**Aim of the task**
Copy every line of the data that includes the string "this".

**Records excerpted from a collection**
▬▬▬
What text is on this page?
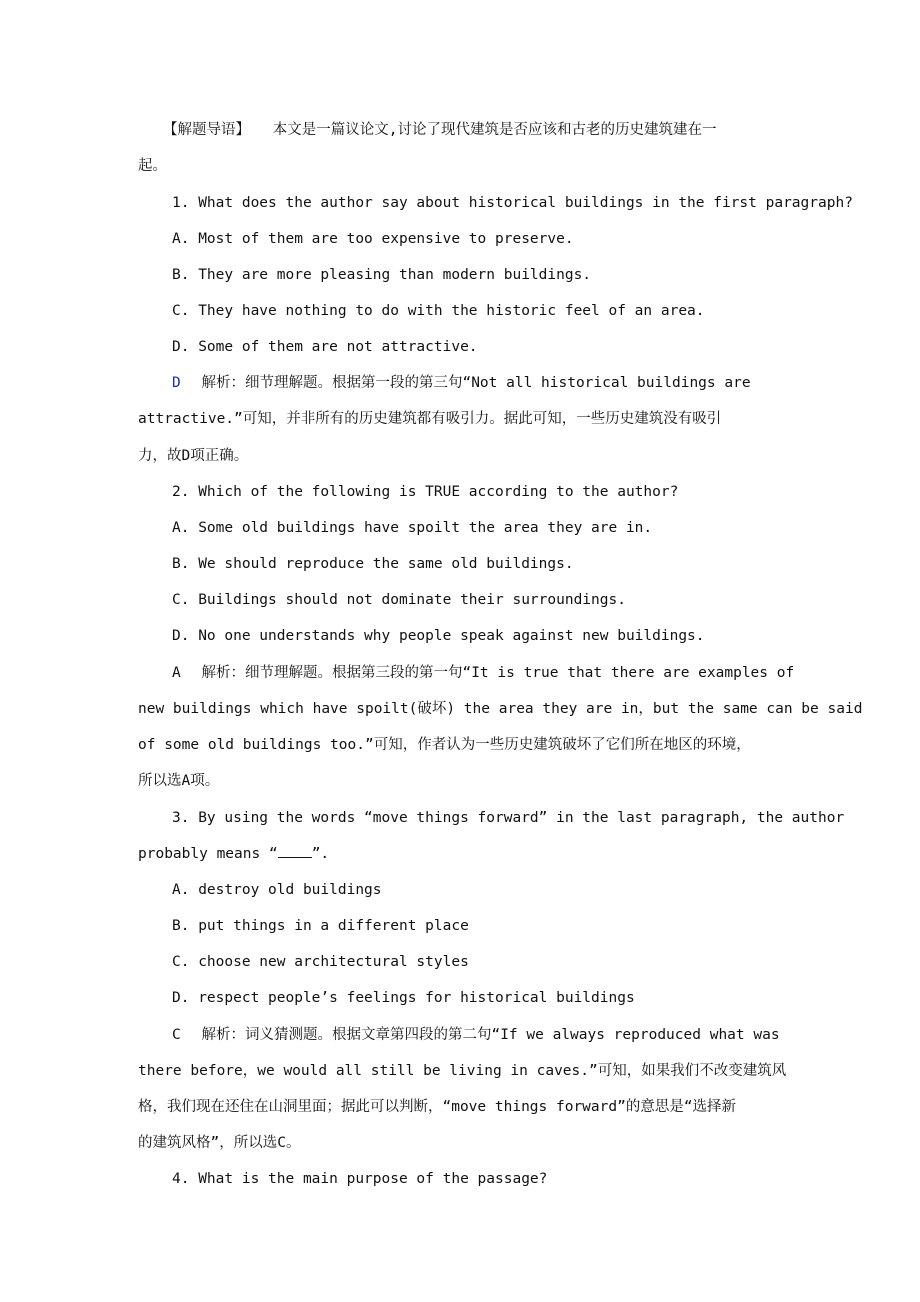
【解题导语】 本文是一篇议论文,讨论了现代建筑是否应该和古老的历史建筑建在一
起。
1. What does the author say about historical buildings in the first paragraph?
A. Most of them are too expensive to preserve.
B. They are more pleasing than modern buildings.
C. They have nothing to do with the historic feel of an area.
D. Some of them are not attractive.
D 解析：细节理解题。根据第一段的第三句“Not all historical buildings are
attractive.”可知，并非所有的历史建筑都有吸引力。据此可知，一些历史建筑没有吸引
力，故D项正确。
2. Which of the following is TRUE according to the author?
A. Some old buildings have spoilt the area they are in.
B. We should reproduce the same old buildings.
C. Buildings should not dominate their surroundings.
D. No one understands why people speak against new buildings.
A 解析：细节理解题。根据第三段的第一句“It is true that there are examples of
new buildings which have spoilt(破坏) the area they are in，but the same can be said
of some old buildings too.”可知，作者认为一些历史建筑破坏了它们所在地区的环境，
所以选A项。
3. By using the words “move things forward” in the last paragraph, the author
probably means “ ”.
A. destroy old buildings
B. put things in a different place
C. choose new architectural styles
D. respect people’s feelings for historical buildings
C 解析：词义猜测题。根据文章第四段的第二句“If we always reproduced what was
there before，we would all still be living in caves.”可知，如果我们不改变建筑风
格，我们现在还住在山洞里面；据此可以判断，“move things forward”的意思是“选择新
的建筑风格”，所以选C。
4. What is the main purpose of the passage?
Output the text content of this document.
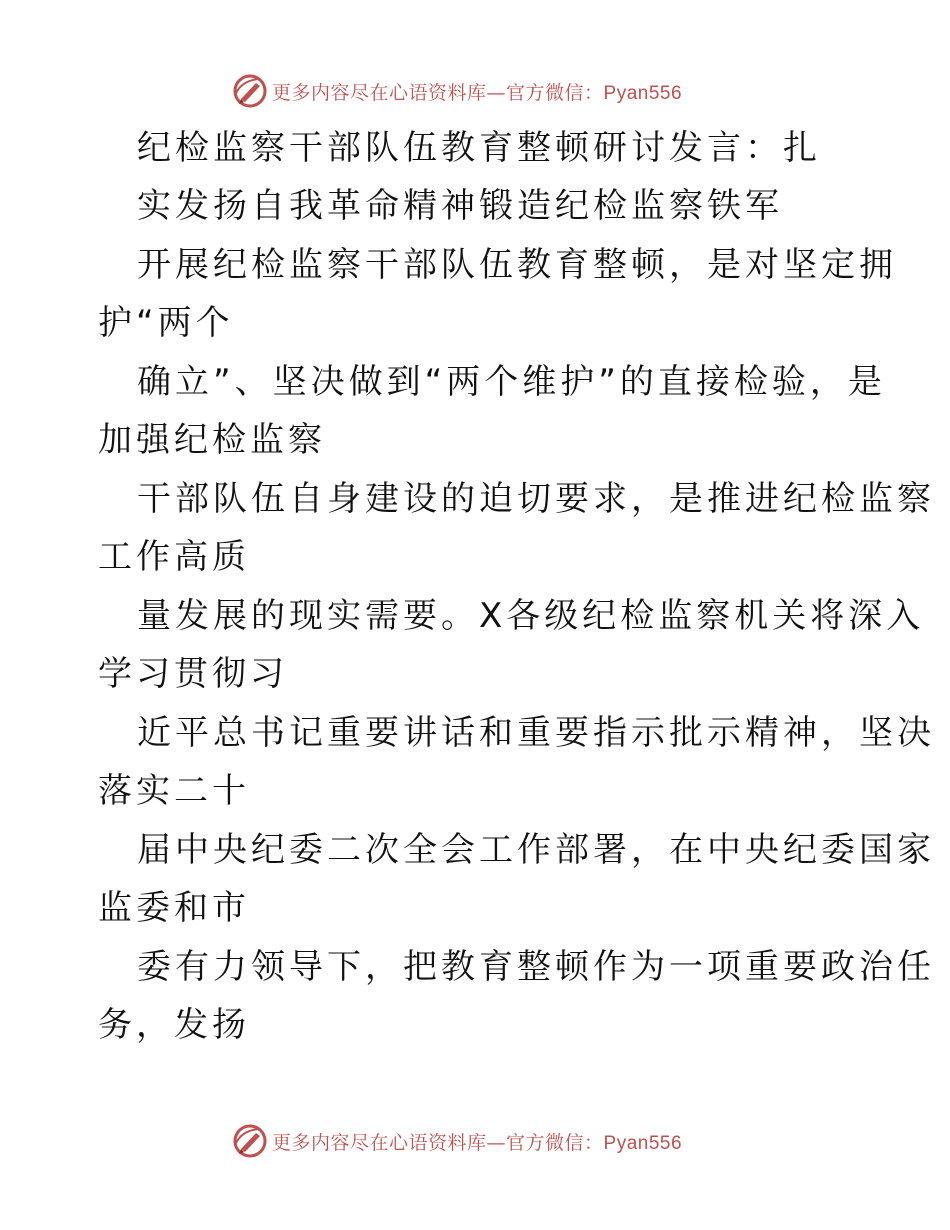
更多内容尽在心语资料库—官方微信：Pyan556
纪检监察干部队伍教育整顿研讨发言：扎
实发扬自我革命精神锻造纪检监察铁军
开展纪检监察干部队伍教育整顿，是对坚定拥
护“两个
确立”、坚决做到“两个维护”的直接检验，是
加强纪检监察
干部队伍自身建设的迫切要求，是推进纪检监察
工作高质
量发展的现实需要。X各级纪检监察机关将深入
学习贯彻习
近平总书记重要讲话和重要指示批示精神，坚决
落实二十
届中央纪委二次全会工作部署，在中央纪委国家
监委和市
委有力领导下，把教育整顿作为一项重要政治任
务，发扬
更多内容尽在心语资料库—官方微信：Pyan556
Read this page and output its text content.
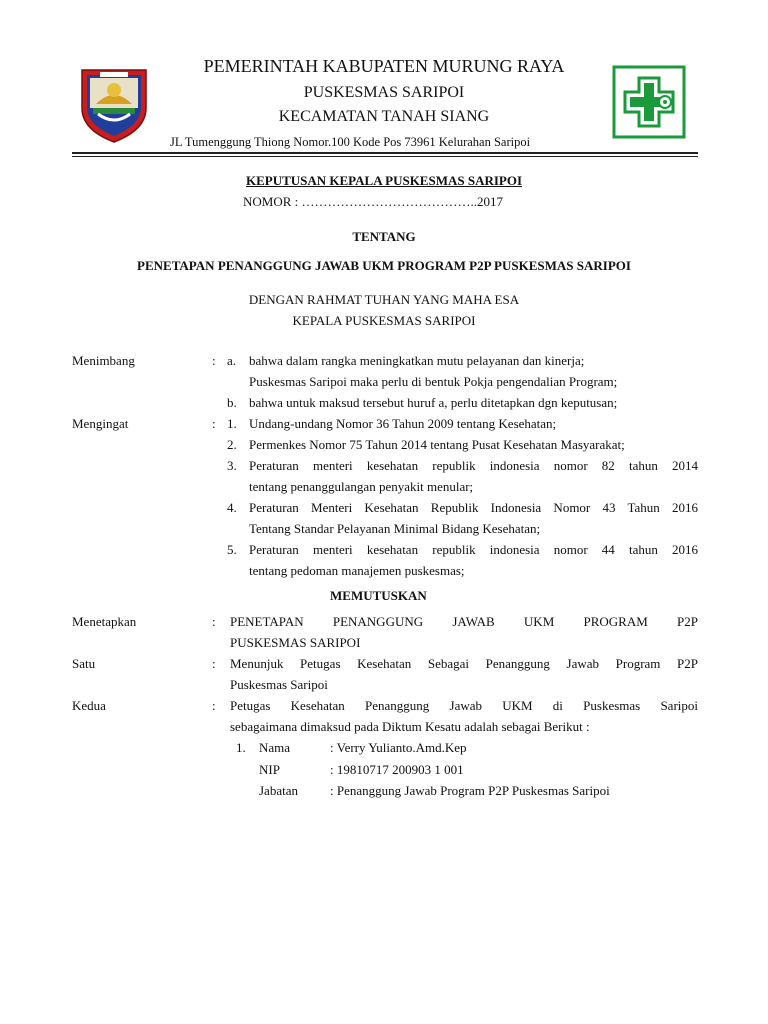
PEMERINTAH KABUPATEN MURUNG RAYA
PUSKESMAS SARIPOI
KECAMATAN TANAH SIANG
JL Tumenggung Thiong Nomor.100 Kode Pos 73961 Kelurahan Saripoi
KEPUTUSAN KEPALA PUSKESMAS SARIPOI
NOMOR : …………………………………..2017
TENTANG
PENETAPAN PENANGGUNG JAWAB UKM PROGRAM P2P PUSKESMAS SARIPOI
DENGAN RAHMAT TUHAN YANG MAHA ESA
KEPALA PUSKESMAS SARIPOI
Menimbang	: a. bahwa dalam rangka meningkatkan mutu pelayanan dan kinerja;
Puskesmas Saripoi maka perlu di bentuk Pokja pengendalian Program;
b. bahwa untuk maksud tersebut huruf a, perlu ditetapkan dgn keputusan;
Mengingat	: 1. Undang-undang Nomor 36 Tahun 2009 tentang Kesehatan;
2. Permenkes Nomor 75 Tahun 2014 tentang Pusat Kesehatan Masyarakat;
3. Peraturan menteri kesehatan republik indonesia nomor 82 tahun 2014
tentang penanggulangan penyakit menular;
4. Peraturan Menteri Kesehatan Republik Indonesia Nomor 43 Tahun 2016
Tentang Standar Pelayanan Minimal Bidang Kesehatan;
5. Peraturan menteri kesehatan republik indonesia nomor 44 tahun 2016
tentang pedoman manajemen puskesmas;
MEMUTUSKAN
Menetapkan	: PENETAPAN PENANGGUNG JAWAB UKM PROGRAM P2P
PUSKESMAS SARIPOI
Satu	: Menunjuk Petugas Kesehatan Sebagai Penanggung Jawab Program P2P
Puskesmas Saripoi
Kedua	: Petugas Kesehatan Penanggung Jawab UKM di Puskesmas Saripoi
sebagaimana dimaksud pada Diktum Kesatu adalah sebagai Berikut :
1. Nama	: Verry Yulianto.Amd.Kep
NIP	: 19810717 200903 1 001
Jabatan : Penanggung Jawab Program P2P Puskesmas Saripoi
▬▬▬
**Answer for the task**
What text is on this page?
Output the text content of this document.
Read this page and output its text content.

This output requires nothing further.